DIRECTION:
Word for word, print each line of the listing below; pictures stay out.

ENTRIES SUPPLIED:
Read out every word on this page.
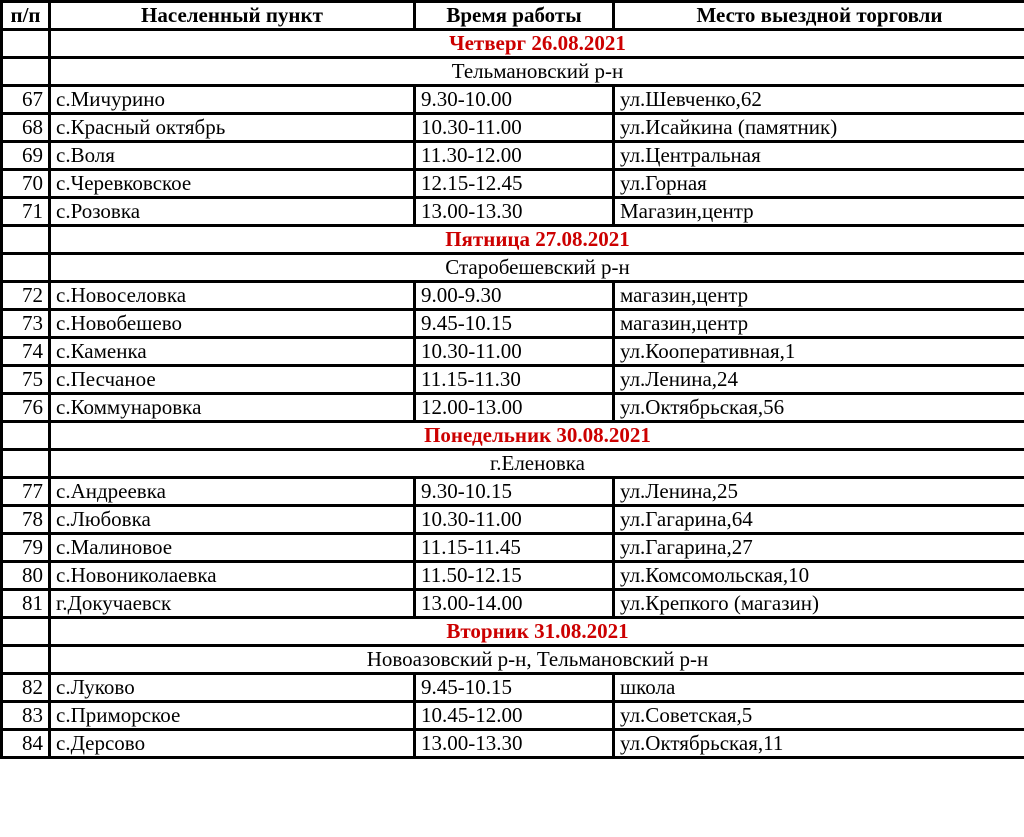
п/п	Населенный пункт	Время работы	Место выездной торговли
	Четверг 26.08.2021		
	Тельмановский р-н		
67	с.Мичурино	9.30-10.00	ул.Шевченко,62
68	с.Красный октябрь	10.30-11.00	ул.Исайкина (памятник)
69	с.Воля	11.30-12.00	ул.Центральная
70	с.Черевковское	12.15-12.45	ул.Горная
71	с.Розовка	13.00-13.30	Магазин,центр
	Пятница 27.08.2021		
	Старобешевский р-н		
72	с.Новоселовка	9.00-9.30	магазин,центр
73	с.Новобешево	9.45-10.15	магазин,центр
74	с.Каменка	10.30-11.00	ул.Кооперативная,1
75	с.Песчаное	11.15-11.30	ул.Ленина,24
76	с.Коммунаровка	12.00-13.00	ул.Октябрьская,56
	Понедельник 30.08.2021		
	г.Еленовка		
77	с.Андреевка	9.30-10.15	ул.Ленина,25
78	с.Любовка	10.30-11.00	ул.Гагарина,64
79	с.Малиновое	11.15-11.45	ул.Гагарина,27
80	с.Новониколаевка	11.50-12.15	ул.Комсомольская,10
81	г.Докучаевск	13.00-14.00	ул.Крепкого (магазин)
	Вторник 31.08.2021		
	Новоазовский р-н, Тельмановский р-н		
82	с.Луково	9.45-10.15	школа
83	с.Приморское	10.45-12.00	ул.Советская,5
84	с.Дерсово	13.00-13.30	ул.Октябрьская,11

FINISHED TASK:
Read out every word on this page.
п/п	Населенный пункт	Время работы	Место выездной торговли
	Четверг 26.08.2021		
	Тельмановский р-н		
67	с.Мичурино	9.30-10.00	ул.Шевченко,62
68	с.Красный октябрь	10.30-11.00	ул.Исайкина (памятник)
69	с.Воля	11.30-12.00	ул.Центральная
70	с.Черевковское	12.15-12.45	ул.Горная
71	с.Розовка	13.00-13.30	Магазин,центр
	Пятница 27.08.2021		
	Старобешевский р-н		
72	с.Новоселовка	9.00-9.30	магазин,центр
73	с.Новобешево	9.45-10.15	магазин,центр
74	с.Каменка	10.30-11.00	ул.Кооперативная,1
75	с.Песчаное	11.15-11.30	ул.Ленина,24
76	с.Коммунаровка	12.00-13.00	ул.Октябрьская,56
	Понедельник 30.08.2021		
	г.Еленовка		
77	с.Андреевка	9.30-10.15	ул.Ленина,25
78	с.Любовка	10.30-11.00	ул.Гагарина,64
79	с.Малиновое	11.15-11.45	ул.Гагарина,27
80	с.Новониколаевка	11.50-12.15	ул.Комсомольская,10
81	г.Докучаевск	13.00-14.00	ул.Крепкого (магазин)
	Вторник 31.08.2021		
	Новоазовский р-н, Тельмановский р-н		
82	с.Луково	9.45-10.15	школа
83	с.Приморское	10.45-12.00	ул.Советская,5
84	с.Дерсово	13.00-13.30	ул.Октябрьская,11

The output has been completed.